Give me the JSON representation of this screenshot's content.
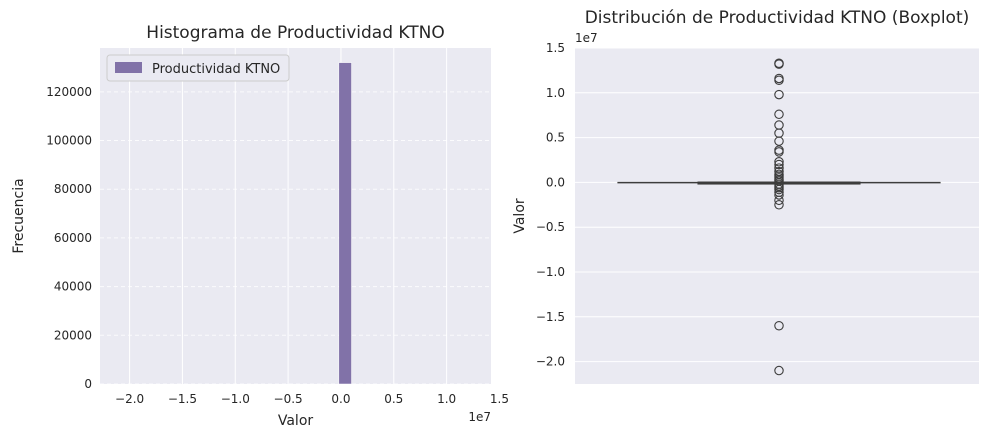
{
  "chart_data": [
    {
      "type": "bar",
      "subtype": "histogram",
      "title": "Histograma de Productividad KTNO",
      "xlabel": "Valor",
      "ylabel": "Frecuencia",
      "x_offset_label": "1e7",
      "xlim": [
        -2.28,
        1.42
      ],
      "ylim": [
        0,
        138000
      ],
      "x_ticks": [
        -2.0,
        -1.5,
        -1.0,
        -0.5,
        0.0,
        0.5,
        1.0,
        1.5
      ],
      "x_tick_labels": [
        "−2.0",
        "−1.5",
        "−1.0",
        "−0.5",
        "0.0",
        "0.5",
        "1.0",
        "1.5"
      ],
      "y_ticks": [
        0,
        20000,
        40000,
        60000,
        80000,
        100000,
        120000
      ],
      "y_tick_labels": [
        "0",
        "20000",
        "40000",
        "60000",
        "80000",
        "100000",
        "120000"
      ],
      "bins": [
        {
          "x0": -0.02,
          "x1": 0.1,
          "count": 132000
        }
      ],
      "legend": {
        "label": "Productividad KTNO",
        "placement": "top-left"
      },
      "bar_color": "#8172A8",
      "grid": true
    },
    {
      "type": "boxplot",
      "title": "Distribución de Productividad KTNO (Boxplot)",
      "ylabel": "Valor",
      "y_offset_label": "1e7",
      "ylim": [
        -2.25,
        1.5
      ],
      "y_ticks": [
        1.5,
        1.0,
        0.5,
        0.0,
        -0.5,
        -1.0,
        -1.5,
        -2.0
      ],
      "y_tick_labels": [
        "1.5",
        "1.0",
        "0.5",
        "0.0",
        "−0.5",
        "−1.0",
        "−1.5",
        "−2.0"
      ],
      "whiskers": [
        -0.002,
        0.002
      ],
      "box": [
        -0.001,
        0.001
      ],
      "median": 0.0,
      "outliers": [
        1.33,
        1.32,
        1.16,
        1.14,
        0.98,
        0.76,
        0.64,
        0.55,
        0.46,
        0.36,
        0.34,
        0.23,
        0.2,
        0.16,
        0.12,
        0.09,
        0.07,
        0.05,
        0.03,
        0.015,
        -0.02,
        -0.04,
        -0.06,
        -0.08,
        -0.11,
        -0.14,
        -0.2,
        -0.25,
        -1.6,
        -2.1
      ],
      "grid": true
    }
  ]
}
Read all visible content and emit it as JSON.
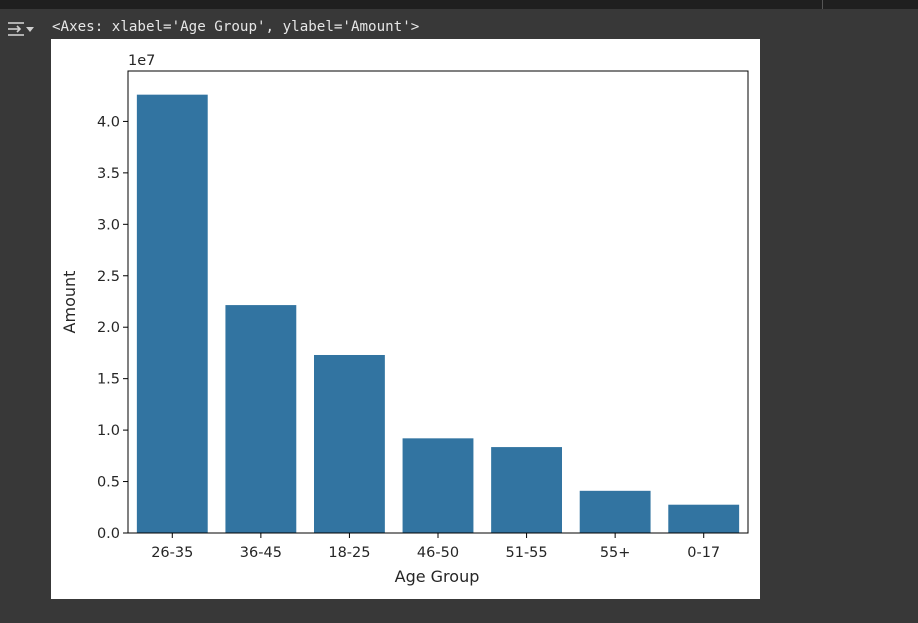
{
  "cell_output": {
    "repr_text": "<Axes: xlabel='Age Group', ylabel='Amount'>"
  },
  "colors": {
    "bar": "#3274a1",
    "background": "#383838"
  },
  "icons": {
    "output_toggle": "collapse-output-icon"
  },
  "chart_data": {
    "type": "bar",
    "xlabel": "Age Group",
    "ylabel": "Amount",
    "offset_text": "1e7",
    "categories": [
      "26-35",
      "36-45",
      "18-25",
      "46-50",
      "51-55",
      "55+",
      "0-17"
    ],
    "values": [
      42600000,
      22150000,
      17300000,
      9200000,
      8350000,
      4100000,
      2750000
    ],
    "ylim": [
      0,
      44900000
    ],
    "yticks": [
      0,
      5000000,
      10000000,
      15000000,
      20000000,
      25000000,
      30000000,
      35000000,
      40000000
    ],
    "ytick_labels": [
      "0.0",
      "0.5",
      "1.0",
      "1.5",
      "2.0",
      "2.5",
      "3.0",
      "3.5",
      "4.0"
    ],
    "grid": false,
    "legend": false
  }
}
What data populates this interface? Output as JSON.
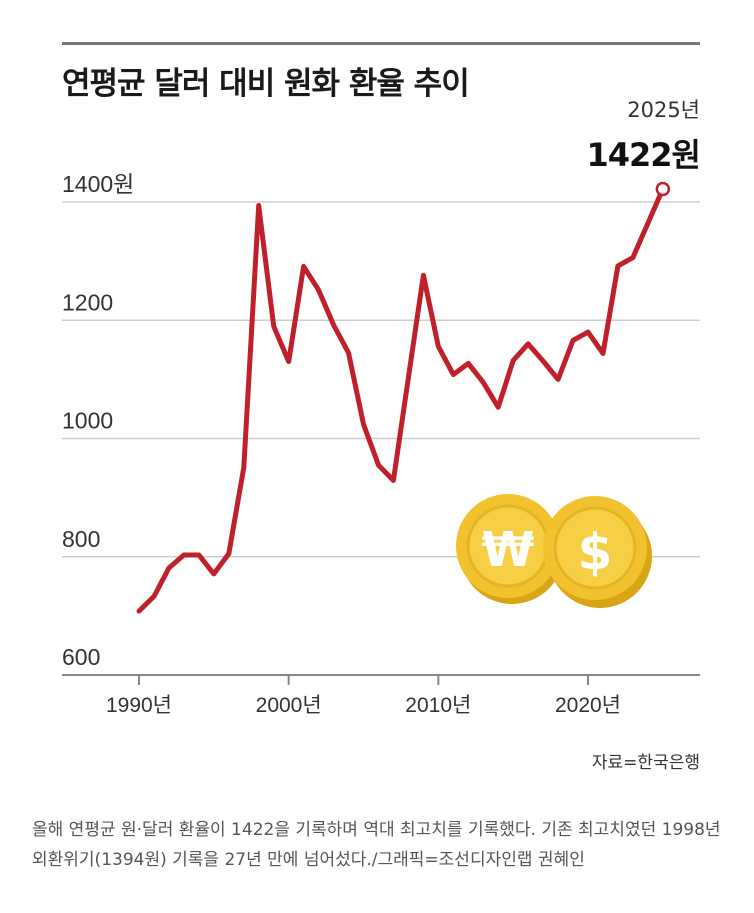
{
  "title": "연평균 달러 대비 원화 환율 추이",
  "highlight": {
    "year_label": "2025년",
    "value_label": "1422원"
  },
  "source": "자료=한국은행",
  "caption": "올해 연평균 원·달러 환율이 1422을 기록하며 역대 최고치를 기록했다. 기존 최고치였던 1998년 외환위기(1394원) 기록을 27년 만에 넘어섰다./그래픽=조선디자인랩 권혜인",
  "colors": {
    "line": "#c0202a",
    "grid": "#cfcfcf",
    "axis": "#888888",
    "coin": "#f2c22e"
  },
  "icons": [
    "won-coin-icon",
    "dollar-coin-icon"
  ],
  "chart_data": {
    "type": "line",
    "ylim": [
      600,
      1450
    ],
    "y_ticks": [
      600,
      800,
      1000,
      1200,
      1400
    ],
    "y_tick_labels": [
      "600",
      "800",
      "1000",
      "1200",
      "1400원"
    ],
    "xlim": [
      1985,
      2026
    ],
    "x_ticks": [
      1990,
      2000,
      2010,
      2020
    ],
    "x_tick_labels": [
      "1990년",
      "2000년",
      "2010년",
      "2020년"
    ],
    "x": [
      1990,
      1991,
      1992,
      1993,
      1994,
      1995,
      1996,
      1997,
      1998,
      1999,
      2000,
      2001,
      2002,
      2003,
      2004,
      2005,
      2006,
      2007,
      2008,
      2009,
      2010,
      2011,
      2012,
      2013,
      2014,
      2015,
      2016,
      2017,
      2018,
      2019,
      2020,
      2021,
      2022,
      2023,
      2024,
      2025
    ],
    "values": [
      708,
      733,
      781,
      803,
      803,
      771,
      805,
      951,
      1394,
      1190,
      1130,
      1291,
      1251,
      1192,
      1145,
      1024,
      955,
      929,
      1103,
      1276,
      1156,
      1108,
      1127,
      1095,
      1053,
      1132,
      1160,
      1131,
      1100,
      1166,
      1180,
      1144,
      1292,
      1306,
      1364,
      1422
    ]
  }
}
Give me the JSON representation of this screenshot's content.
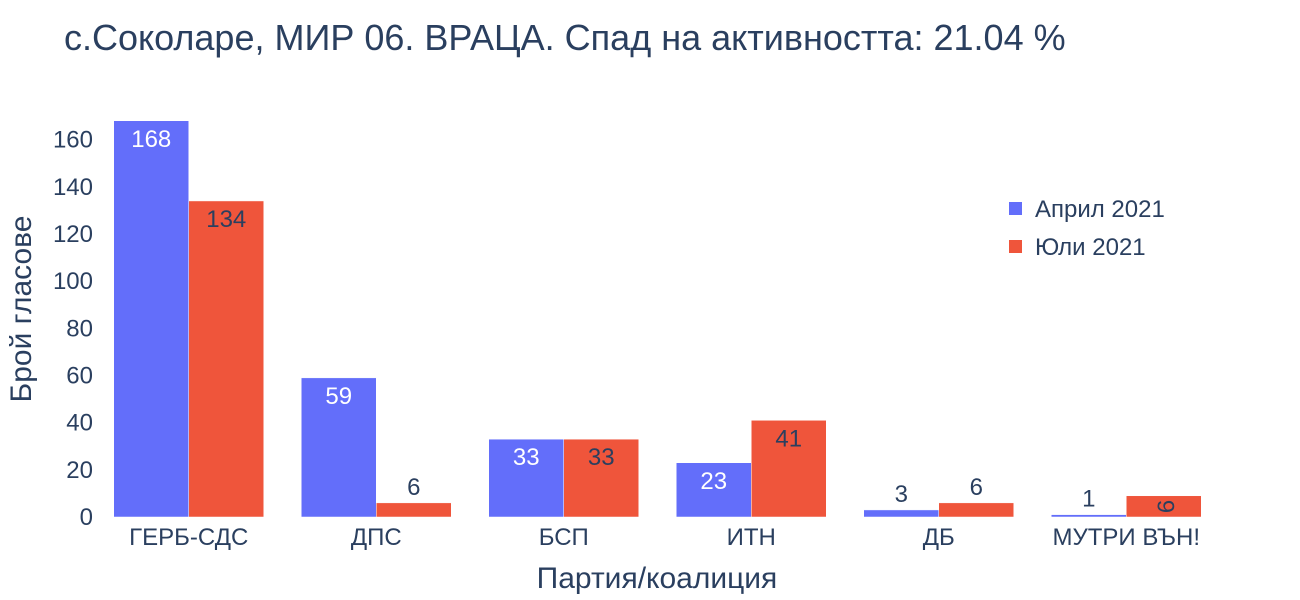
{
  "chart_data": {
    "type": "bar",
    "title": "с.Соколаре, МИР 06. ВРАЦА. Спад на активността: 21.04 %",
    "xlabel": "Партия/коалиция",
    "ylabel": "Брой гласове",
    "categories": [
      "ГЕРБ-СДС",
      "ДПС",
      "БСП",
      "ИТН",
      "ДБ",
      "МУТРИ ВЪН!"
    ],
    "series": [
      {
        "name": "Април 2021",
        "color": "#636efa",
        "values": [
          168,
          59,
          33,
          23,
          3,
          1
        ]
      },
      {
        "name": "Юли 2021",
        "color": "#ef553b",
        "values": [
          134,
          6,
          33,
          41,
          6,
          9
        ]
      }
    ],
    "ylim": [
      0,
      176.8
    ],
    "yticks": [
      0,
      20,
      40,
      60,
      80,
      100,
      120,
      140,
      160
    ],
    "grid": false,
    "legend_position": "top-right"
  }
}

══════════════════════════════

• TO DO
Using the records above, retype everything exactly except the pictures.

• SOLUTION FOR THIS EXERCISE
Give me the JSON representation of this screenshot's content.
{
  "chart_data": [
    {
      "type": "bar",
      "subtype": "histogram",
      "title": "Histograma de Productividad KTNO",
      "xlabel": "Valor",
      "ylabel": "Frecuencia",
      "x_offset_label": "1e7",
      "xlim": [
        -2.28,
        1.42
      ],
      "ylim": [
        0,
        138000
      ],
      "x_ticks": [
        -2.0,
        -1.5,
        -1.0,
        -0.5,
        0.0,
        0.5,
        1.0,
        1.5
      ],
      "x_tick_labels": [
        "−2.0",
        "−1.5",
        "−1.0",
        "−0.5",
        "0.0",
        "0.5",
        "1.0",
        "1.5"
      ],
      "y_ticks": [
        0,
        20000,
        40000,
        60000,
        80000,
        100000,
        120000
      ],
      "y_tick_labels": [
        "0",
        "20000",
        "40000",
        "60000",
        "80000",
        "100000",
        "120000"
      ],
      "bins": [
        {
          "x0": -0.02,
          "x1": 0.1,
          "count": 132000
        }
      ],
      "legend": {
        "label": "Productividad KTNO",
        "placement": "top-left"
      },
      "bar_color": "#8172A8",
      "grid": true
    },
    {
      "type": "boxplot",
      "title": "Distribución de Productividad KTNO (Boxplot)",
      "ylabel": "Valor",
      "y_offset_label": "1e7",
      "ylim": [
        -2.25,
        1.5
      ],
      "y_ticks": [
        1.5,
        1.0,
        0.5,
        0.0,
        -0.5,
        -1.0,
        -1.5,
        -2.0
      ],
      "y_tick_labels": [
        "1.5",
        "1.0",
        "0.5",
        "0.0",
        "−0.5",
        "−1.0",
        "−1.5",
        "−2.0"
      ],
      "whiskers": [
        -0.002,
        0.002
      ],
      "box": [
        -0.001,
        0.001
      ],
      "median": 0.0,
      "outliers": [
        1.33,
        1.32,
        1.16,
        1.14,
        0.98,
        0.76,
        0.64,
        0.55,
        0.46,
        0.36,
        0.34,
        0.23,
        0.2,
        0.16,
        0.12,
        0.09,
        0.07,
        0.05,
        0.03,
        0.015,
        -0.02,
        -0.04,
        -0.06,
        -0.08,
        -0.11,
        -0.14,
        -0.2,
        -0.25,
        -1.6,
        -2.1
      ],
      "grid": true
    }
  ]
}
Read all visible content and emit it as JSON.
{
  "cell_output": {
    "repr_text": "<Axes: xlabel='Age Group', ylabel='Amount'>"
  },
  "colors": {
    "bar": "#3274a1",
    "background": "#383838"
  },
  "icons": {
    "output_toggle": "collapse-output-icon"
  },
  "chart_data": {
    "type": "bar",
    "xlabel": "Age Group",
    "ylabel": "Amount",
    "offset_text": "1e7",
    "categories": [
      "26-35",
      "36-45",
      "18-25",
      "46-50",
      "51-55",
      "55+",
      "0-17"
    ],
    "values": [
      42600000,
      22150000,
      17300000,
      9200000,
      8350000,
      4100000,
      2750000
    ],
    "ylim": [
      0,
      44900000
    ],
    "yticks": [
      0,
      5000000,
      10000000,
      15000000,
      20000000,
      25000000,
      30000000,
      35000000,
      40000000
    ],
    "ytick_labels": [
      "0.0",
      "0.5",
      "1.0",
      "1.5",
      "2.0",
      "2.5",
      "3.0",
      "3.5",
      "4.0"
    ],
    "grid": false,
    "legend": false
  }
}
What data populates this interface? Output as JSON.
{
  "title": "연평균 달러 대비 원화 환율 추이",
  "highlight": {
    "year_label": "2025년",
    "value_label": "1422원"
  },
  "source": "자료=한국은행",
  "caption": "올해 연평균 원·달러 환율이 1422을 기록하며 역대 최고치를 기록했다. 기존 최고치였던 1998년 외환위기(1394원) 기록을 27년 만에 넘어섰다./그래픽=조선디자인랩 권혜인",
  "colors": {
    "line": "#c0202a",
    "grid": "#cfcfcf",
    "axis": "#888888",
    "coin": "#f2c22e"
  },
  "icons": [
    "won-coin-icon",
    "dollar-coin-icon"
  ],
  "chart_data": {
    "type": "line",
    "ylim": [
      600,
      1450
    ],
    "y_ticks": [
      600,
      800,
      1000,
      1200,
      1400
    ],
    "y_tick_labels": [
      "600",
      "800",
      "1000",
      "1200",
      "1400원"
    ],
    "xlim": [
      1985,
      2026
    ],
    "x_ticks": [
      1990,
      2000,
      2010,
      2020
    ],
    "x_tick_labels": [
      "1990년",
      "2000년",
      "2010년",
      "2020년"
    ],
    "x": [
      1990,
      1991,
      1992,
      1993,
      1994,
      1995,
      1996,
      1997,
      1998,
      1999,
      2000,
      2001,
      2002,
      2003,
      2004,
      2005,
      2006,
      2007,
      2008,
      2009,
      2010,
      2011,
      2012,
      2013,
      2014,
      2015,
      2016,
      2017,
      2018,
      2019,
      2020,
      2021,
      2022,
      2023,
      2024,
      2025
    ],
    "values": [
      708,
      733,
      781,
      803,
      803,
      771,
      805,
      951,
      1394,
      1190,
      1130,
      1291,
      1251,
      1192,
      1145,
      1024,
      955,
      929,
      1103,
      1276,
      1156,
      1108,
      1127,
      1095,
      1053,
      1132,
      1160,
      1131,
      1100,
      1166,
      1180,
      1144,
      1292,
      1306,
      1364,
      1422
    ]
  }
}
Give me the JSON representation of this screenshot's content.
{
  "chart_data": {
    "type": "bar",
    "title": "с.Соколаре, МИР 06. ВРАЦА. Спад на активността: 21.04 %",
    "xlabel": "Партия/коалиция",
    "ylabel": "Брой гласове",
    "categories": [
      "ГЕРБ-СДС",
      "ДПС",
      "БСП",
      "ИТН",
      "ДБ",
      "МУТРИ ВЪН!"
    ],
    "series": [
      {
        "name": "Април 2021",
        "color": "#636efa",
        "values": [
          168,
          59,
          33,
          23,
          3,
          1
        ]
      },
      {
        "name": "Юли 2021",
        "color": "#ef553b",
        "values": [
          134,
          6,
          33,
          41,
          6,
          9
        ]
      }
    ],
    "ylim": [
      0,
      176.8
    ],
    "yticks": [
      0,
      20,
      40,
      60,
      80,
      100,
      120,
      140,
      160
    ],
    "grid": false,
    "legend_position": "top-right"
  }
}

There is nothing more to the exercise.